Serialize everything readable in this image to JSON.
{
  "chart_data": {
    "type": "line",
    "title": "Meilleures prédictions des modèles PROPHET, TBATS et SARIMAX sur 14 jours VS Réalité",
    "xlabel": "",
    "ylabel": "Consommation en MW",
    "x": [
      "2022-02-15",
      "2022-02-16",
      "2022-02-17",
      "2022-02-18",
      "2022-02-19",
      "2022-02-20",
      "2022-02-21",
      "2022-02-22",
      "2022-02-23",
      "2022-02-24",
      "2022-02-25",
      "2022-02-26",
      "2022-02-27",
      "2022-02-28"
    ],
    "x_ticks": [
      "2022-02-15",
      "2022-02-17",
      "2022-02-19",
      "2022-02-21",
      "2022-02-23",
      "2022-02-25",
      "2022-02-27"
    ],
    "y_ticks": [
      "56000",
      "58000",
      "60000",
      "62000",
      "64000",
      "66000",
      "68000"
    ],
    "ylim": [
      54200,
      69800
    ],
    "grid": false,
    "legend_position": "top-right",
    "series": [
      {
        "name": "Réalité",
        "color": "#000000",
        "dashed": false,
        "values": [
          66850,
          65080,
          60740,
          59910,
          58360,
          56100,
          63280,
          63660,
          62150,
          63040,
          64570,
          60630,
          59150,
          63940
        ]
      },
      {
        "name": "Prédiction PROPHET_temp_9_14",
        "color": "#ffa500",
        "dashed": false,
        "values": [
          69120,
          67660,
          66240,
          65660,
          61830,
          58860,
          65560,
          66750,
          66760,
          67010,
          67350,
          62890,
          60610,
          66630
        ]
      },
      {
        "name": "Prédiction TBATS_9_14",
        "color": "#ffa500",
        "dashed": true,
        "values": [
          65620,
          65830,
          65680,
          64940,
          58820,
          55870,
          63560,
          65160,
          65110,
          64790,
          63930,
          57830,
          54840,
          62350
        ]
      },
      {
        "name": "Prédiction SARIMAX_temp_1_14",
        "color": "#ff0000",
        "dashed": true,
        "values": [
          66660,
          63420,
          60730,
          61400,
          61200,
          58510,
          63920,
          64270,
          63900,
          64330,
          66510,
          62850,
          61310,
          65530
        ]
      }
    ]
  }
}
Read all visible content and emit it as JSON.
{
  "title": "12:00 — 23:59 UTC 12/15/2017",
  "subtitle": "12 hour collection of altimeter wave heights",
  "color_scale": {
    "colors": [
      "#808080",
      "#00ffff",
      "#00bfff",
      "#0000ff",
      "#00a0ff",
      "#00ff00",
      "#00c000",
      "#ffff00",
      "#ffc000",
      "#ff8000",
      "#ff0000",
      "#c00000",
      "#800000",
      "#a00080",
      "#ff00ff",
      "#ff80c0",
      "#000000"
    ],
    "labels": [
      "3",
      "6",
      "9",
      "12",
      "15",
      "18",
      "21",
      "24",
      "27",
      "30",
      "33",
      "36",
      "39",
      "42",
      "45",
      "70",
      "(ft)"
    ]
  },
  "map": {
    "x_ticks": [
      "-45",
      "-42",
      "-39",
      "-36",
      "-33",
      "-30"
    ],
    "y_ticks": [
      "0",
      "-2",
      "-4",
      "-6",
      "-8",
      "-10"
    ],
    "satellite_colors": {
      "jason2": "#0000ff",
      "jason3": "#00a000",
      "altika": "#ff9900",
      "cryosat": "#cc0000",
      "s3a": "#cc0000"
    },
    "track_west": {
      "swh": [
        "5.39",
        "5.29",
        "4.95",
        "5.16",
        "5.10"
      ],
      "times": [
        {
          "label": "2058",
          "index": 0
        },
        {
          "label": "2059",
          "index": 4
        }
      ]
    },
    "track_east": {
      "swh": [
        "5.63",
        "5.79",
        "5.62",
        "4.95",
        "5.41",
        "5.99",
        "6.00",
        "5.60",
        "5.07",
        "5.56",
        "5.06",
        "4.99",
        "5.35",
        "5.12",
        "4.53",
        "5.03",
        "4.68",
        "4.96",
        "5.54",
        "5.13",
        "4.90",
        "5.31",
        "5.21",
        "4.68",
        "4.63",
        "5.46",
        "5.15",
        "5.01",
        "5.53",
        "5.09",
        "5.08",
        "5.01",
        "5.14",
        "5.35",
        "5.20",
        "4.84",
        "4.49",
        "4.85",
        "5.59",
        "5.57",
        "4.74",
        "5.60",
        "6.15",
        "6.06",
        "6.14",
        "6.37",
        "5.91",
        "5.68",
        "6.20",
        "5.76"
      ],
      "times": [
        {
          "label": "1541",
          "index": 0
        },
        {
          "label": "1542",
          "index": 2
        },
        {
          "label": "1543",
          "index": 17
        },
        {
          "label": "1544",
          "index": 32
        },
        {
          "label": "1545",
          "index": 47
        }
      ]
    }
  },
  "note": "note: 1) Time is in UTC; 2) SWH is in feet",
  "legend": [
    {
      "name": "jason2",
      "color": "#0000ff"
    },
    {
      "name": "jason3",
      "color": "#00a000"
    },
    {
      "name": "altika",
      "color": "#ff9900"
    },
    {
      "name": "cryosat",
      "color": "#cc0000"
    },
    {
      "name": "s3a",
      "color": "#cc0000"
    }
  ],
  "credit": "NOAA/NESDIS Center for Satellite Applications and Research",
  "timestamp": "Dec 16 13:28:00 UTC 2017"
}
────────────────
▶ Short task
Restate the listing in full, word for word.

▶ Response for this exercise
Serialize everything readable in this image to JSON.
{
  "chart_data": {
    "type": "line",
    "title": "Meilleures prédictions des modèles PROPHET, TBATS et SARIMAX sur 14 jours VS Réalité",
    "xlabel": "",
    "ylabel": "Consommation en MW",
    "x": [
      "2022-02-15",
      "2022-02-16",
      "2022-02-17",
      "2022-02-18",
      "2022-02-19",
      "2022-02-20",
      "2022-02-21",
      "2022-02-22",
      "2022-02-23",
      "2022-02-24",
      "2022-02-25",
      "2022-02-26",
      "2022-02-27",
      "2022-02-28"
    ],
    "x_ticks": [
      "2022-02-15",
      "2022-02-17",
      "2022-02-19",
      "2022-02-21",
      "2022-02-23",
      "2022-02-25",
      "2022-02-27"
    ],
    "y_ticks": [
      "56000",
      "58000",
      "60000",
      "62000",
      "64000",
      "66000",
      "68000"
    ],
    "ylim": [
      54200,
      69800
    ],
    "grid": false,
    "legend_position": "top-right",
    "series": [
      {
        "name": "Réalité",
        "color": "#000000",
        "dashed": false,
        "values": [
          66850,
          65080,
          60740,
          59910,
          58360,
          56100,
          63280,
          63660,
          62150,
          63040,
          64570,
          60630,
          59150,
          63940
        ]
      },
      {
        "name": "Prédiction PROPHET_temp_9_14",
        "color": "#ffa500",
        "dashed": false,
        "values": [
          69120,
          67660,
          66240,
          65660,
          61830,
          58860,
          65560,
          66750,
          66760,
          67010,
          67350,
          62890,
          60610,
          66630
        ]
      },
      {
        "name": "Prédiction TBATS_9_14",
        "color": "#ffa500",
        "dashed": true,
        "values": [
          65620,
          65830,
          65680,
          64940,
          58820,
          55870,
          63560,
          65160,
          65110,
          64790,
          63930,
          57830,
          54840,
          62350
        ]
      },
      {
        "name": "Prédiction SARIMAX_temp_1_14",
        "color": "#ff0000",
        "dashed": true,
        "values": [
          66660,
          63420,
          60730,
          61400,
          61200,
          58510,
          63920,
          64270,
          63900,
          64330,
          66510,
          62850,
          61310,
          65530
        ]
      }
    ]
  }
}
Read all visible content and emit it as JSON.
{
  "title": "12:00 — 23:59 UTC 12/15/2017",
  "subtitle": "12 hour collection of altimeter wave heights",
  "color_scale": {
    "colors": [
      "#808080",
      "#00ffff",
      "#00bfff",
      "#0000ff",
      "#00a0ff",
      "#00ff00",
      "#00c000",
      "#ffff00",
      "#ffc000",
      "#ff8000",
      "#ff0000",
      "#c00000",
      "#800000",
      "#a00080",
      "#ff00ff",
      "#ff80c0",
      "#000000"
    ],
    "labels": [
      "3",
      "6",
      "9",
      "12",
      "15",
      "18",
      "21",
      "24",
      "27",
      "30",
      "33",
      "36",
      "39",
      "42",
      "45",
      "70",
      "(ft)"
    ]
  },
  "map": {
    "x_ticks": [
      "-45",
      "-42",
      "-39",
      "-36",
      "-33",
      "-30"
    ],
    "y_ticks": [
      "0",
      "-2",
      "-4",
      "-6",
      "-8",
      "-10"
    ],
    "satellite_colors": {
      "jason2": "#0000ff",
      "jason3": "#00a000",
      "altika": "#ff9900",
      "cryosat": "#cc0000",
      "s3a": "#cc0000"
    },
    "track_west": {
      "swh": [
        "5.39",
        "5.29",
        "4.95",
        "5.16",
        "5.10"
      ],
      "times": [
        {
          "label": "2058",
          "index": 0
        },
        {
          "label": "2059",
          "index": 4
        }
      ]
    },
    "track_east": {
      "swh": [
        "5.63",
        "5.79",
        "5.62",
        "4.95",
        "5.41",
        "5.99",
        "6.00",
        "5.60",
        "5.07",
        "5.56",
        "5.06",
        "4.99",
        "5.35",
        "5.12",
        "4.53",
        "5.03",
        "4.68",
        "4.96",
        "5.54",
        "5.13",
        "4.90",
        "5.31",
        "5.21",
        "4.68",
        "4.63",
        "5.46",
        "5.15",
        "5.01",
        "5.53",
        "5.09",
        "5.08",
        "5.01",
        "5.14",
        "5.35",
        "5.20",
        "4.84",
        "4.49",
        "4.85",
        "5.59",
        "5.57",
        "4.74",
        "5.60",
        "6.15",
        "6.06",
        "6.14",
        "6.37",
        "5.91",
        "5.68",
        "6.20",
        "5.76"
      ],
      "times": [
        {
          "label": "1541",
          "index": 0
        },
        {
          "label": "1542",
          "index": 2
        },
        {
          "label": "1543",
          "index": 17
        },
        {
          "label": "1544",
          "index": 32
        },
        {
          "label": "1545",
          "index": 47
        }
      ]
    }
  },
  "note": "note: 1) Time is in UTC; 2) SWH is in feet",
  "legend": [
    {
      "name": "jason2",
      "color": "#0000ff"
    },
    {
      "name": "jason3",
      "color": "#00a000"
    },
    {
      "name": "altika",
      "color": "#ff9900"
    },
    {
      "name": "cryosat",
      "color": "#cc0000"
    },
    {
      "name": "s3a",
      "color": "#cc0000"
    }
  ],
  "credit": "NOAA/NESDIS Center for Satellite Applications and Research",
  "timestamp": "Dec 16 13:28:00 UTC 2017"
}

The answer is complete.